**Problem requirements:** Return each line of the data below exactly, omitting any pictures.

**Record set:**
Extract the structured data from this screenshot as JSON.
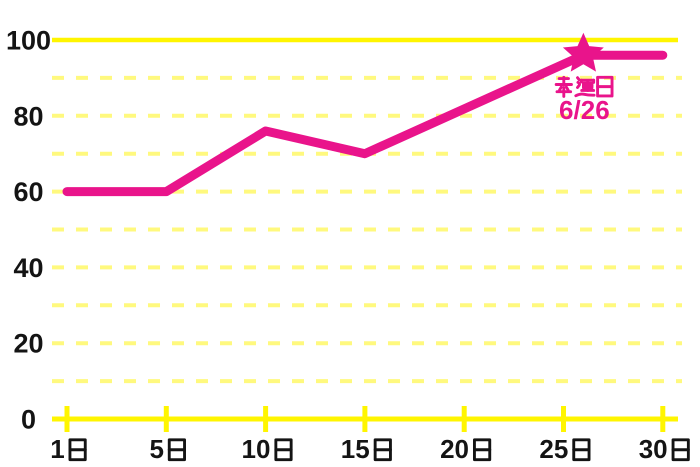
{
  "chart_data": {
    "type": "line",
    "title": "",
    "xlabel": "",
    "ylabel": "",
    "x_tick_labels": [
      "1日",
      "5日",
      "10日",
      "15日",
      "20日",
      "25日",
      "30日"
    ],
    "x_tick_days": [
      1,
      5,
      10,
      15,
      20,
      25,
      30
    ],
    "y_tick_labels": [
      "0",
      "20",
      "40",
      "60",
      "80",
      "100"
    ],
    "y_ticks": [
      0,
      20,
      40,
      60,
      80,
      100
    ],
    "y_gridline_step": 10,
    "ylim": [
      0,
      100
    ],
    "grid": {
      "solid_at": [
        0,
        100
      ],
      "dashed_step": 10,
      "orientation": "horizontal"
    },
    "legend": null,
    "series": [
      {
        "name": "",
        "color": "#E9148B",
        "points": [
          {
            "day": 1,
            "value": 60
          },
          {
            "day": 5,
            "value": 60
          },
          {
            "day": 10,
            "value": 76
          },
          {
            "day": 15,
            "value": 70
          },
          {
            "day": 26,
            "value": 96
          },
          {
            "day": 30,
            "value": 96
          }
        ]
      }
    ],
    "annotations": [
      {
        "marker": "star",
        "day": 26,
        "value": 96,
        "label_line1": "幸運日",
        "label_line2": "6/26",
        "color": "#E9148B"
      }
    ],
    "colors": {
      "line": "#E9148B",
      "star": "#E9148B",
      "annotation_text": "#E9148B",
      "axis_solid_yellow": "#FFF500",
      "grid_dashed_yellow": "#FFF97E",
      "tick_label_text": "#141414",
      "background": "#FFFFFF"
    }
  }
}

**Result for this task:**
Extract the structured data from this screenshot as JSON.
{
  "chart_data": {
    "type": "line",
    "title": "",
    "xlabel": "",
    "ylabel": "",
    "x_tick_labels": [
      "1日",
      "5日",
      "10日",
      "15日",
      "20日",
      "25日",
      "30日"
    ],
    "x_tick_days": [
      1,
      5,
      10,
      15,
      20,
      25,
      30
    ],
    "y_tick_labels": [
      "0",
      "20",
      "40",
      "60",
      "80",
      "100"
    ],
    "y_ticks": [
      0,
      20,
      40,
      60,
      80,
      100
    ],
    "y_gridline_step": 10,
    "ylim": [
      0,
      100
    ],
    "grid": {
      "solid_at": [
        0,
        100
      ],
      "dashed_step": 10,
      "orientation": "horizontal"
    },
    "legend": null,
    "series": [
      {
        "name": "",
        "color": "#E9148B",
        "points": [
          {
            "day": 1,
            "value": 60
          },
          {
            "day": 5,
            "value": 60
          },
          {
            "day": 10,
            "value": 76
          },
          {
            "day": 15,
            "value": 70
          },
          {
            "day": 26,
            "value": 96
          },
          {
            "day": 30,
            "value": 96
          }
        ]
      }
    ],
    "annotations": [
      {
        "marker": "star",
        "day": 26,
        "value": 96,
        "label_line1": "幸運日",
        "label_line2": "6/26",
        "color": "#E9148B"
      }
    ],
    "colors": {
      "line": "#E9148B",
      "star": "#E9148B",
      "annotation_text": "#E9148B",
      "axis_solid_yellow": "#FFF500",
      "grid_dashed_yellow": "#FFF97E",
      "tick_label_text": "#141414",
      "background": "#FFFFFF"
    }
  }
}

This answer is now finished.